- Dataset items:
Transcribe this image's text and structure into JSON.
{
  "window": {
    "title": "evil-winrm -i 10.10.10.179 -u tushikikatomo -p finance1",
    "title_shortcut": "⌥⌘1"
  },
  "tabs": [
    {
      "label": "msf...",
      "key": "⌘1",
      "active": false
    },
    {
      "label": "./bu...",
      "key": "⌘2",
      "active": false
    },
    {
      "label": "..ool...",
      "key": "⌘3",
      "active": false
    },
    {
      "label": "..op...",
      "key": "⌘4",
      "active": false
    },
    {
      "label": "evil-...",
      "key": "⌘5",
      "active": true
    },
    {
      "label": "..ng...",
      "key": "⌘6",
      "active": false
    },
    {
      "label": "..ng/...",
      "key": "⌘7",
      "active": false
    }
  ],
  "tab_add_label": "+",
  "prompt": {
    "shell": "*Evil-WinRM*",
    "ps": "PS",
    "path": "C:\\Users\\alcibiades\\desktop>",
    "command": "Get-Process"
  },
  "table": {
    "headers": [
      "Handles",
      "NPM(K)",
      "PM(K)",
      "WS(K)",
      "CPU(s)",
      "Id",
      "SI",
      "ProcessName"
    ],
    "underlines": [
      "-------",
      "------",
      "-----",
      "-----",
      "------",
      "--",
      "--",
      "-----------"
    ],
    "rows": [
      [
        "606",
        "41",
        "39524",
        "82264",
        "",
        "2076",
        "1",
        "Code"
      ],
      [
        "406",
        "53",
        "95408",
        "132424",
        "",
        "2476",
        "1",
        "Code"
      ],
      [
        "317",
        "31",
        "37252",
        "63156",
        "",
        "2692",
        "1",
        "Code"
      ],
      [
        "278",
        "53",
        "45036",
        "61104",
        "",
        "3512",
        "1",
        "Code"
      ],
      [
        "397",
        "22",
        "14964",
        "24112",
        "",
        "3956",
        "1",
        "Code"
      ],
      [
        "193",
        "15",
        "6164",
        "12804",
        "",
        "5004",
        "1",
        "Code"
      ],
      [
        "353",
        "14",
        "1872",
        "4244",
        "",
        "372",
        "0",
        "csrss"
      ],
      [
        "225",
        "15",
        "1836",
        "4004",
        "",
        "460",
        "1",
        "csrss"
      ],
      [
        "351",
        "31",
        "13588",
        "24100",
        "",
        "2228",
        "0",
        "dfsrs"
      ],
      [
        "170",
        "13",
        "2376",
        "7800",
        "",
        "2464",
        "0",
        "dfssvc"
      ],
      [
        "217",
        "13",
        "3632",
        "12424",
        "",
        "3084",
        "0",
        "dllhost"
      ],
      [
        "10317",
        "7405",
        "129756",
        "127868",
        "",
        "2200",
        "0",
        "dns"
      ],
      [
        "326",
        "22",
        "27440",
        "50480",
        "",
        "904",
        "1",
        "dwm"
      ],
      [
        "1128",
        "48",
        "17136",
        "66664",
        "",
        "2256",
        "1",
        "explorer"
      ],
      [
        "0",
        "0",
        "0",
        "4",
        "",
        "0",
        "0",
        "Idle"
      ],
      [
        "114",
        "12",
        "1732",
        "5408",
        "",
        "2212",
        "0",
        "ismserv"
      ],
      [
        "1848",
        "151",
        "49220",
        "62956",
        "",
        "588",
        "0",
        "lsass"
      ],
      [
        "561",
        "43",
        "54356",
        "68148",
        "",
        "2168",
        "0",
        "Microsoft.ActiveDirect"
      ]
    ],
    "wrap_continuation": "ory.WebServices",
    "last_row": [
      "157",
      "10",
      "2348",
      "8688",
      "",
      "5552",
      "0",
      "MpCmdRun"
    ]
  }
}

- WHAT TO PRODUCE: Give an exact copy of all the data shown above.

- ANSWER FOR THIS EXERCISE:
Transcribe this image's text and structure into JSON.
{
  "window": {
    "title": "evil-winrm -i 10.10.10.179 -u tushikikatomo -p finance1",
    "title_shortcut": "⌥⌘1"
  },
  "tabs": [
    {
      "label": "msf...",
      "key": "⌘1",
      "active": false
    },
    {
      "label": "./bu...",
      "key": "⌘2",
      "active": false
    },
    {
      "label": "..ool...",
      "key": "⌘3",
      "active": false
    },
    {
      "label": "..op...",
      "key": "⌘4",
      "active": false
    },
    {
      "label": "evil-...",
      "key": "⌘5",
      "active": true
    },
    {
      "label": "..ng...",
      "key": "⌘6",
      "active": false
    },
    {
      "label": "..ng/...",
      "key": "⌘7",
      "active": false
    }
  ],
  "tab_add_label": "+",
  "prompt": {
    "shell": "*Evil-WinRM*",
    "ps": "PS",
    "path": "C:\\Users\\alcibiades\\desktop>",
    "command": "Get-Process"
  },
  "table": {
    "headers": [
      "Handles",
      "NPM(K)",
      "PM(K)",
      "WS(K)",
      "CPU(s)",
      "Id",
      "SI",
      "ProcessName"
    ],
    "underlines": [
      "-------",
      "------",
      "-----",
      "-----",
      "------",
      "--",
      "--",
      "-----------"
    ],
    "rows": [
      [
        "606",
        "41",
        "39524",
        "82264",
        "",
        "2076",
        "1",
        "Code"
      ],
      [
        "406",
        "53",
        "95408",
        "132424",
        "",
        "2476",
        "1",
        "Code"
      ],
      [
        "317",
        "31",
        "37252",
        "63156",
        "",
        "2692",
        "1",
        "Code"
      ],
      [
        "278",
        "53",
        "45036",
        "61104",
        "",
        "3512",
        "1",
        "Code"
      ],
      [
        "397",
        "22",
        "14964",
        "24112",
        "",
        "3956",
        "1",
        "Code"
      ],
      [
        "193",
        "15",
        "6164",
        "12804",
        "",
        "5004",
        "1",
        "Code"
      ],
      [
        "353",
        "14",
        "1872",
        "4244",
        "",
        "372",
        "0",
        "csrss"
      ],
      [
        "225",
        "15",
        "1836",
        "4004",
        "",
        "460",
        "1",
        "csrss"
      ],
      [
        "351",
        "31",
        "13588",
        "24100",
        "",
        "2228",
        "0",
        "dfsrs"
      ],
      [
        "170",
        "13",
        "2376",
        "7800",
        "",
        "2464",
        "0",
        "dfssvc"
      ],
      [
        "217",
        "13",
        "3632",
        "12424",
        "",
        "3084",
        "0",
        "dllhost"
      ],
      [
        "10317",
        "7405",
        "129756",
        "127868",
        "",
        "2200",
        "0",
        "dns"
      ],
      [
        "326",
        "22",
        "27440",
        "50480",
        "",
        "904",
        "1",
        "dwm"
      ],
      [
        "1128",
        "48",
        "17136",
        "66664",
        "",
        "2256",
        "1",
        "explorer"
      ],
      [
        "0",
        "0",
        "0",
        "4",
        "",
        "0",
        "0",
        "Idle"
      ],
      [
        "114",
        "12",
        "1732",
        "5408",
        "",
        "2212",
        "0",
        "ismserv"
      ],
      [
        "1848",
        "151",
        "49220",
        "62956",
        "",
        "588",
        "0",
        "lsass"
      ],
      [
        "561",
        "43",
        "54356",
        "68148",
        "",
        "2168",
        "0",
        "Microsoft.ActiveDirect"
      ]
    ],
    "wrap_continuation": "ory.WebServices",
    "last_row": [
      "157",
      "10",
      "2348",
      "8688",
      "",
      "5552",
      "0",
      "MpCmdRun"
    ]
  }
}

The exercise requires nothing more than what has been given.